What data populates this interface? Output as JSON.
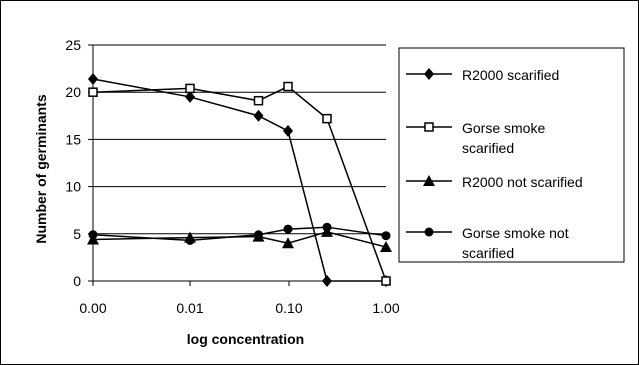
{
  "chart_data": {
    "type": "line",
    "xlabel": "log concentration",
    "ylabel": "Number of germinants",
    "ylim": [
      0,
      25
    ],
    "yticks": [
      0,
      5,
      10,
      15,
      20,
      25
    ],
    "grid": "horizontal",
    "legend_position": "right",
    "x_tick_labels": [
      "0.00",
      "0.01",
      "0.10",
      "1.00"
    ],
    "x": [
      0,
      0.01,
      0.05,
      0.1,
      0.25,
      1
    ],
    "series": [
      {
        "name_lines": [
          "R2000 scarified"
        ],
        "marker": "diamond",
        "values": [
          21.4,
          19.5,
          17.5,
          15.9,
          0,
          0
        ]
      },
      {
        "name_lines": [
          "Gorse smoke",
          "scarified"
        ],
        "marker": "square-open",
        "values": [
          20.0,
          20.4,
          19.1,
          20.6,
          17.2,
          0
        ]
      },
      {
        "name_lines": [
          "R2000 not scarified"
        ],
        "marker": "triangle",
        "values": [
          4.4,
          4.6,
          4.7,
          4.0,
          5.2,
          3.6
        ]
      },
      {
        "name_lines": [
          "Gorse smoke not",
          "scarified"
        ],
        "marker": "circle",
        "values": [
          4.9,
          4.3,
          4.9,
          5.5,
          5.7,
          4.8
        ]
      }
    ]
  }
}
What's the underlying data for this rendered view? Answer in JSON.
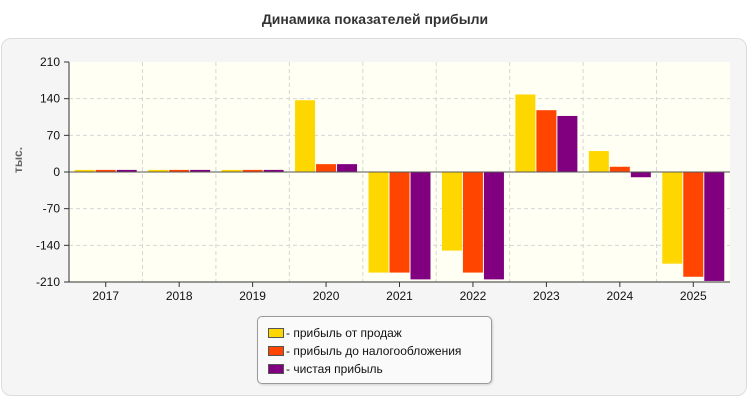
{
  "chart_data": {
    "type": "bar",
    "title": "Динамика показателей прибыли",
    "ylabel": "тыс.",
    "xlabel": "",
    "categories": [
      "2017",
      "2018",
      "2019",
      "2020",
      "2021",
      "2022",
      "2023",
      "2024",
      "2025"
    ],
    "ylim": [
      -210,
      210
    ],
    "yticks": [
      "210",
      "140",
      "70",
      "0",
      "-70",
      "-140",
      "-210"
    ],
    "grid": true,
    "legend_position": "bottom-center",
    "series": [
      {
        "name": "- прибыль от продаж",
        "color": "#ffd700",
        "values": [
          4,
          4,
          4,
          137,
          -192,
          -150,
          148,
          40,
          -175
        ]
      },
      {
        "name": "- прибыль до налогообложения",
        "color": "#ff4500",
        "values": [
          4,
          4,
          4,
          15,
          -192,
          -192,
          118,
          10,
          -200
        ]
      },
      {
        "name": "- чистая прибыль",
        "color": "#800080",
        "values": [
          4,
          4,
          4,
          15,
          -205,
          -205,
          107,
          -10,
          -208
        ]
      }
    ]
  }
}
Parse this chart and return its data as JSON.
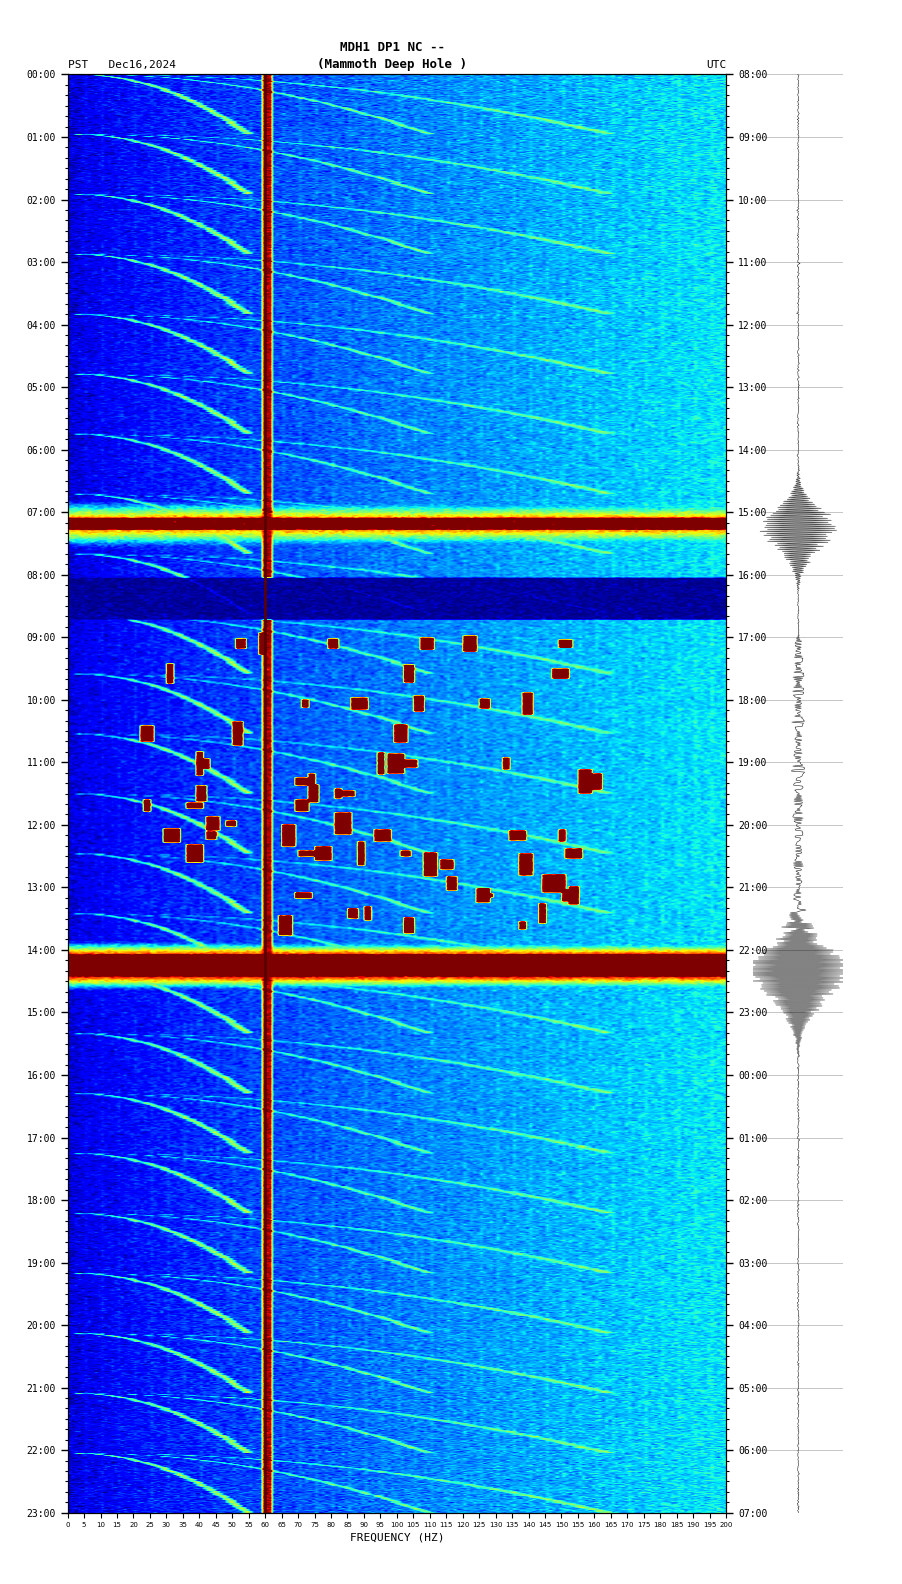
{
  "title_line1": "MDH1 DP1 NC --",
  "title_line2": "(Mammoth Deep Hole )",
  "left_label": "PST   Dec16,2024",
  "right_label": "UTC",
  "xlabel": "FREQUENCY (HZ)",
  "freq_ticks": [
    0,
    5,
    10,
    15,
    20,
    25,
    30,
    35,
    40,
    45,
    50,
    55,
    60,
    65,
    70,
    75,
    80,
    85,
    90,
    95,
    100,
    105,
    110,
    115,
    120,
    125,
    130,
    135,
    140,
    145,
    150,
    155,
    160,
    165,
    170,
    175,
    180,
    185,
    190,
    195,
    200
  ],
  "left_time_labels": [
    "00:00",
    "01:00",
    "02:00",
    "03:00",
    "04:00",
    "05:00",
    "06:00",
    "07:00",
    "08:00",
    "09:00",
    "10:00",
    "11:00",
    "12:00",
    "13:00",
    "14:00",
    "15:00",
    "16:00",
    "17:00",
    "18:00",
    "19:00",
    "20:00",
    "21:00",
    "22:00",
    "23:00"
  ],
  "right_time_labels": [
    "08:00",
    "09:00",
    "10:00",
    "11:00",
    "12:00",
    "13:00",
    "14:00",
    "15:00",
    "16:00",
    "17:00",
    "18:00",
    "19:00",
    "20:00",
    "21:00",
    "22:00",
    "23:00",
    "00:00",
    "01:00",
    "02:00",
    "03:00",
    "04:00",
    "05:00",
    "06:00",
    "07:00"
  ],
  "n_times": 1440,
  "n_freqs": 200,
  "bg_color": "white",
  "colormap": "jet",
  "dark_red_line_freq": 60,
  "seismogram_color": "black"
}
§
Pictures are to be left out; the records above must be repeated word for word.

* _ANSWER TO THIS EXERCISE_
What data populates this interface? Output as JSON.
{
  "chart_data": {
    "type": "line",
    "xlabel": "log concentration",
    "ylabel": "Number of germinants",
    "ylim": [
      0,
      25
    ],
    "yticks": [
      0,
      5,
      10,
      15,
      20,
      25
    ],
    "grid": "horizontal",
    "legend_position": "right",
    "x_tick_labels": [
      "0.00",
      "0.01",
      "0.10",
      "1.00"
    ],
    "x": [
      0,
      0.01,
      0.05,
      0.1,
      0.25,
      1
    ],
    "series": [
      {
        "name_lines": [
          "R2000 scarified"
        ],
        "marker": "diamond",
        "values": [
          21.4,
          19.5,
          17.5,
          15.9,
          0,
          0
        ]
      },
      {
        "name_lines": [
          "Gorse smoke",
          "scarified"
        ],
        "marker": "square-open",
        "values": [
          20.0,
          20.4,
          19.1,
          20.6,
          17.2,
          0
        ]
      },
      {
        "name_lines": [
          "R2000 not scarified"
        ],
        "marker": "triangle",
        "values": [
          4.4,
          4.6,
          4.7,
          4.0,
          5.2,
          3.6
        ]
      },
      {
        "name_lines": [
          "Gorse smoke not",
          "scarified"
        ],
        "marker": "circle",
        "values": [
          4.9,
          4.3,
          4.9,
          5.5,
          5.7,
          4.8
        ]
      }
    ]
  }
}
What's the underlying data for this rendered view? Answer in JSON.
{
  "chart_data": {
    "type": "bar",
    "title": "Динамика показателей прибыли",
    "ylabel": "тыс.",
    "xlabel": "",
    "categories": [
      "2017",
      "2018",
      "2019",
      "2020",
      "2021",
      "2022",
      "2023",
      "2024",
      "2025"
    ],
    "ylim": [
      -210,
      210
    ],
    "yticks": [
      "210",
      "140",
      "70",
      "0",
      "-70",
      "-140",
      "-210"
    ],
    "grid": true,
    "legend_position": "bottom-center",
    "series": [
      {
        "name": "- прибыль от продаж",
        "color": "#ffd700",
        "values": [
          4,
          4,
          4,
          137,
          -192,
          -150,
          148,
          40,
          -175
        ]
      },
      {
        "name": "- прибыль до налогообложения",
        "color": "#ff4500",
        "values": [
          4,
          4,
          4,
          15,
          -192,
          -192,
          118,
          10,
          -200
        ]
      },
      {
        "name": "- чистая прибыль",
        "color": "#800080",
        "values": [
          4,
          4,
          4,
          15,
          -205,
          -205,
          107,
          -10,
          -208
        ]
      }
    ]
  }
}
Parse this chart and return its data as JSON.
{
  "title_line1": "MDH1 DP1 NC --",
  "title_line2": "(Mammoth Deep Hole )",
  "left_label": "PST   Dec16,2024",
  "right_label": "UTC",
  "xlabel": "FREQUENCY (HZ)",
  "freq_ticks": [
    0,
    5,
    10,
    15,
    20,
    25,
    30,
    35,
    40,
    45,
    50,
    55,
    60,
    65,
    70,
    75,
    80,
    85,
    90,
    95,
    100,
    105,
    110,
    115,
    120,
    125,
    130,
    135,
    140,
    145,
    150,
    155,
    160,
    165,
    170,
    175,
    180,
    185,
    190,
    195,
    200
  ],
  "left_time_labels": [
    "00:00",
    "01:00",
    "02:00",
    "03:00",
    "04:00",
    "05:00",
    "06:00",
    "07:00",
    "08:00",
    "09:00",
    "10:00",
    "11:00",
    "12:00",
    "13:00",
    "14:00",
    "15:00",
    "16:00",
    "17:00",
    "18:00",
    "19:00",
    "20:00",
    "21:00",
    "22:00",
    "23:00"
  ],
  "right_time_labels": [
    "08:00",
    "09:00",
    "10:00",
    "11:00",
    "12:00",
    "13:00",
    "14:00",
    "15:00",
    "16:00",
    "17:00",
    "18:00",
    "19:00",
    "20:00",
    "21:00",
    "22:00",
    "23:00",
    "00:00",
    "01:00",
    "02:00",
    "03:00",
    "04:00",
    "05:00",
    "06:00",
    "07:00"
  ],
  "n_times": 1440,
  "n_freqs": 200,
  "bg_color": "white",
  "colormap": "jet",
  "dark_red_line_freq": 60,
  "seismogram_color": "black"
}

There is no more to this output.